» **OBJECTIVE**: All of the data below should be written out exactly.

______________________________

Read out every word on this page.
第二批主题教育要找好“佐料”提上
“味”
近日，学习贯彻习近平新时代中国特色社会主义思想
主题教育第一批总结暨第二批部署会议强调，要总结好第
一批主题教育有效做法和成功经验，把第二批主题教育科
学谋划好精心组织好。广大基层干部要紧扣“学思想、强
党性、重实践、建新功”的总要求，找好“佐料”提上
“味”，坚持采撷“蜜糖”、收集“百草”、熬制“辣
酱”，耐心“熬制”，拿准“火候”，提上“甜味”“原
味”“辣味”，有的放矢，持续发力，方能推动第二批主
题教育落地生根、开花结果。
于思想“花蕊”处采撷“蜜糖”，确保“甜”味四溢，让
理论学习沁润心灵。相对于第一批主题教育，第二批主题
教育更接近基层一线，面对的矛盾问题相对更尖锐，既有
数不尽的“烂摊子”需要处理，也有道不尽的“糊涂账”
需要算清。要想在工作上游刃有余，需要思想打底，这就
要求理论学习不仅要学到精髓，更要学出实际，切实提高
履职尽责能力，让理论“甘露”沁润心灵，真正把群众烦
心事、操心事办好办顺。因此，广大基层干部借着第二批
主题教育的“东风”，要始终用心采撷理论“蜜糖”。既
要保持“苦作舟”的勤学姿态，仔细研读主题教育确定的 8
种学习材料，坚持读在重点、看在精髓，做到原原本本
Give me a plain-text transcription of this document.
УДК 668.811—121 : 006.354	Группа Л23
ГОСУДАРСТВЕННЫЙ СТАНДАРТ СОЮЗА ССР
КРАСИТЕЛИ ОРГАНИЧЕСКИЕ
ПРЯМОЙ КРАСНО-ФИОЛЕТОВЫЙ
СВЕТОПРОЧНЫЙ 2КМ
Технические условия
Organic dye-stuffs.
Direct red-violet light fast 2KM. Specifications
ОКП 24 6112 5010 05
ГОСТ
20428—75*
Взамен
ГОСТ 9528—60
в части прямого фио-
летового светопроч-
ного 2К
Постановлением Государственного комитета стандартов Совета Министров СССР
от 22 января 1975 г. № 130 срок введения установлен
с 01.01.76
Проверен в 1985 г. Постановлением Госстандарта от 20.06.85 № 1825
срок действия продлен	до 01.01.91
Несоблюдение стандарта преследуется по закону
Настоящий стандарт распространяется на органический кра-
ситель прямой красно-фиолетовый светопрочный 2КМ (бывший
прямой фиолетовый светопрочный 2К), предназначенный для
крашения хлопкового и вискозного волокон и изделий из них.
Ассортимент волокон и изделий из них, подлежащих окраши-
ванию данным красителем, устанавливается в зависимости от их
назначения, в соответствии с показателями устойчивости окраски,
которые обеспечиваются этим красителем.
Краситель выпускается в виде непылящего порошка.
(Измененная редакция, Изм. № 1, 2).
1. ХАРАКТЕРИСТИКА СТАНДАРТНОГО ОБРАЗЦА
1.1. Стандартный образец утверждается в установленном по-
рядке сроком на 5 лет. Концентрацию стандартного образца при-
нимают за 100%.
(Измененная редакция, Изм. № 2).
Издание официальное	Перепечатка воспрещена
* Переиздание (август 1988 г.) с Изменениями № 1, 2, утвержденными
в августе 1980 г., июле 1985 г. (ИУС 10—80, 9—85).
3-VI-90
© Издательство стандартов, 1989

______________________________

» **TASK RESULT**:
Read out every word on this page.
第二批主题教育要找好“佐料”提上
“味”
近日，学习贯彻习近平新时代中国特色社会主义思想
主题教育第一批总结暨第二批部署会议强调，要总结好第
一批主题教育有效做法和成功经验，把第二批主题教育科
学谋划好精心组织好。广大基层干部要紧扣“学思想、强
党性、重实践、建新功”的总要求，找好“佐料”提上
“味”，坚持采撷“蜜糖”、收集“百草”、熬制“辣
酱”，耐心“熬制”，拿准“火候”，提上“甜味”“原
味”“辣味”，有的放矢，持续发力，方能推动第二批主
题教育落地生根、开花结果。
于思想“花蕊”处采撷“蜜糖”，确保“甜”味四溢，让
理论学习沁润心灵。相对于第一批主题教育，第二批主题
教育更接近基层一线，面对的矛盾问题相对更尖锐，既有
数不尽的“烂摊子”需要处理，也有道不尽的“糊涂账”
需要算清。要想在工作上游刃有余，需要思想打底，这就
要求理论学习不仅要学到精髓，更要学出实际，切实提高
履职尽责能力，让理论“甘露”沁润心灵，真正把群众烦
心事、操心事办好办顺。因此，广大基层干部借着第二批
主题教育的“东风”，要始终用心采撷理论“蜜糖”。既
要保持“苦作舟”的勤学姿态，仔细研读主题教育确定的 8
种学习材料，坚持读在重点、看在精髓，做到原原本本
Give me a plain-text transcription of this document.
УДК 668.811—121 : 006.354	Группа Л23
ГОСУДАРСТВЕННЫЙ СТАНДАРТ СОЮЗА ССР
КРАСИТЕЛИ ОРГАНИЧЕСКИЕ
ПРЯМОЙ КРАСНО-ФИОЛЕТОВЫЙ
СВЕТОПРОЧНЫЙ 2КМ
Технические условия
Organic dye-stuffs.
Direct red-violet light fast 2KM. Specifications
ОКП 24 6112 5010 05
ГОСТ
20428—75*
Взамен
ГОСТ 9528—60
в части прямого фио-
летового светопроч-
ного 2К
Постановлением Государственного комитета стандартов Совета Министров СССР
от 22 января 1975 г. № 130 срок введения установлен
с 01.01.76
Проверен в 1985 г. Постановлением Госстандарта от 20.06.85 № 1825
срок действия продлен	до 01.01.91
Несоблюдение стандарта преследуется по закону
Настоящий стандарт распространяется на органический кра-
ситель прямой красно-фиолетовый светопрочный 2КМ (бывший
прямой фиолетовый светопрочный 2К), предназначенный для
крашения хлопкового и вискозного волокон и изделий из них.
Ассортимент волокон и изделий из них, подлежащих окраши-
ванию данным красителем, устанавливается в зависимости от их
назначения, в соответствии с показателями устойчивости окраски,
которые обеспечиваются этим красителем.
Краситель выпускается в виде непылящего порошка.
(Измененная редакция, Изм. № 1, 2).
1. ХАРАКТЕРИСТИКА СТАНДАРТНОГО ОБРАЗЦА
1.1. Стандартный образец утверждается в установленном по-
рядке сроком на 5 лет. Концентрацию стандартного образца при-
нимают за 100%.
(Измененная редакция, Изм. № 2).
Издание официальное	Перепечатка воспрещена
* Переиздание (август 1988 г.) с Изменениями № 1, 2, утвержденными
в августе 1980 г., июле 1985 г. (ИУС 10—80, 9—85).
3-VI-90
© Издательство стандартов, 1989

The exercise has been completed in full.